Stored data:
══════════════════════════════
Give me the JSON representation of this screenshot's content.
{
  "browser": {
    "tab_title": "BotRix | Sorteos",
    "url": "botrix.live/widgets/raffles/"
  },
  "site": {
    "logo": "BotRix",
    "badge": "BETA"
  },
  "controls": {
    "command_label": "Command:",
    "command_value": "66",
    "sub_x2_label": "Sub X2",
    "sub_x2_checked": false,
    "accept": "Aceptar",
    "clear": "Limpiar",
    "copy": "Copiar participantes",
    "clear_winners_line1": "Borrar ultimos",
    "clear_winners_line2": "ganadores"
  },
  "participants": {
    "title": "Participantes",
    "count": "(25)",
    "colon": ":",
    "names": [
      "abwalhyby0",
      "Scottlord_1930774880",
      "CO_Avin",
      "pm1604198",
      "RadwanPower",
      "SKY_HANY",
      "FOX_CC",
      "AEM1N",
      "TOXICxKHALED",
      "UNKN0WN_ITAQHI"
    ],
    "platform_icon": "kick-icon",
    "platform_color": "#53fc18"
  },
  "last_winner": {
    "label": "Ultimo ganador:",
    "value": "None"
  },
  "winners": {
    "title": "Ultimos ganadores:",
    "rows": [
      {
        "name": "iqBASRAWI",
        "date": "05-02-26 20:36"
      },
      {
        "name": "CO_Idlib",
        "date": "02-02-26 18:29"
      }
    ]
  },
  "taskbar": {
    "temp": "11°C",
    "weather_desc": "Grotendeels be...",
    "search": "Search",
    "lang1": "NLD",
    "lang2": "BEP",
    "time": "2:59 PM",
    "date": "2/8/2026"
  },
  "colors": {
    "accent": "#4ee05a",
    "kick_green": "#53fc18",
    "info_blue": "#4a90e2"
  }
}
══════════════════════════════
TASK DIRECTIONS:
Return the listing above word for word.

ANSWER IN FULL:
Give me the JSON representation of this screenshot's content.
{
  "browser": {
    "tab_title": "BotRix | Sorteos",
    "url": "botrix.live/widgets/raffles/"
  },
  "site": {
    "logo": "BotRix",
    "badge": "BETA"
  },
  "controls": {
    "command_label": "Command:",
    "command_value": "66",
    "sub_x2_label": "Sub X2",
    "sub_x2_checked": false,
    "accept": "Aceptar",
    "clear": "Limpiar",
    "copy": "Copiar participantes",
    "clear_winners_line1": "Borrar ultimos",
    "clear_winners_line2": "ganadores"
  },
  "participants": {
    "title": "Participantes",
    "count": "(25)",
    "colon": ":",
    "names": [
      "abwalhyby0",
      "Scottlord_1930774880",
      "CO_Avin",
      "pm1604198",
      "RadwanPower",
      "SKY_HANY",
      "FOX_CC",
      "AEM1N",
      "TOXICxKHALED",
      "UNKN0WN_ITAQHI"
    ],
    "platform_icon": "kick-icon",
    "platform_color": "#53fc18"
  },
  "last_winner": {
    "label": "Ultimo ganador:",
    "value": "None"
  },
  "winners": {
    "title": "Ultimos ganadores:",
    "rows": [
      {
        "name": "iqBASRAWI",
        "date": "05-02-26 20:36"
      },
      {
        "name": "CO_Idlib",
        "date": "02-02-26 18:29"
      }
    ]
  },
  "taskbar": {
    "temp": "11°C",
    "weather_desc": "Grotendeels be...",
    "search": "Search",
    "lang1": "NLD",
    "lang2": "BEP",
    "time": "2:59 PM",
    "date": "2/8/2026"
  },
  "colors": {
    "accent": "#4ee05a",
    "kick_green": "#53fc18",
    "info_blue": "#4a90e2"
  }
}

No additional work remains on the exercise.